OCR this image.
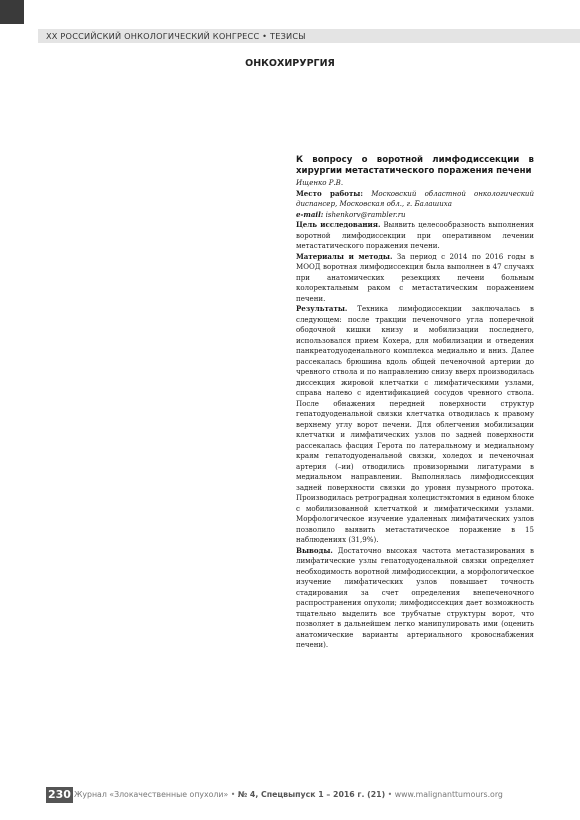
XX РОССИЙСКИЙ ОНКОЛОГИЧЕСКИЙ КОНГРЕСС • ТЕЗИСЫ
ОНКОХИРУРГИЯ

К вопросу о воротной лимфодиссекции в хирургии метастатического поражения печени

Ищенко Р.В.

Место работы: Московский областной онкологический диспансер, Московская обл., г. Балашиха

e-mail: ishenkorv@rambler.ru

Цель исследования. Выявить целесообразность выполнения воротной лимфодиссекции при оперативном лечении метастатического поражения печени.

Материалы и методы. За период с 2014 по 2016 годы в МООД воротная лимфодиссекция была выполнен в 47 случаях при анатомических резекциях печени больным колоректальным раком с метастатическим поражением печени.

Результаты. Техника лимфодиссекции заключалась в следующем: после тракции печеночного угла поперечной ободочной кишки книзу и мобилизации последнего, использовался прием Кохера, для мобилизации и отведения панкреатодуоденального комплекса медиально и вниз. Далее рассекалась брюшина вдоль общей печеночной артерии до чревного ствола и по направлению снизу вверх производилась диссекция жировой клетчатки с лимфатическими узлами, справа налево с идентификацией сосудов чревного ствола. После обнажения передней поверхности структур гепатодуоденальной связки клетчатка отводилась к правому верхнему углу ворот печени. Для облегчения мобилизации клетчатки и лимфатических узлов по задней поверхности рассекалась фасция Герота по латеральному и медиальному краям гепатодуоденальной связки, холедох и печеночная артерия (–ии) отводились провизорными лигатурами в медиальном направлении. Выполнялась лимфодиссекция задней поверхности связки до уровня пузырного протока. Производилась ретроградная холецистэктомия в едином блоке с мобилизованной клетчаткой и лимфатическими узлами. Морфологическое изучение удаленных лимфатических узлов позволило выявить метастатическое поражение в 15 наблюдениях (31,9%).

Выводы. Достаточно высокая частота метастазирования в лимфатические узлы гепатодуоденальной связки определяет необходимость воротной лимфодиссекции, а морфологическое изучение лимфатических узлов повышает точность стадирования за счет определения внепеченочного распространения опухоли; лимфодиссекция дает возможность тщательно выделить все трубчатые структуры ворот, что позволяет в дальнейшем легко манипулировать ими (оценить анатомические варианты артериального кровоснабжения печени).

230 Журнал «Злокачественные опухоли» • № 4, Спецвыпуск 1 – 2016 г. (21) • www.malignanttumours.org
※ ※ ※
▶ Task details: Copy every line above that holds the word "поражения".

▶ The result:
К вопросу о воротной лимфодиссекции в хирургии метастатического поражения печени
Цель исследования. Выявить целесообразность выполнения воротной лимфодиссекции при оперативном лечении метастатического поражения печени.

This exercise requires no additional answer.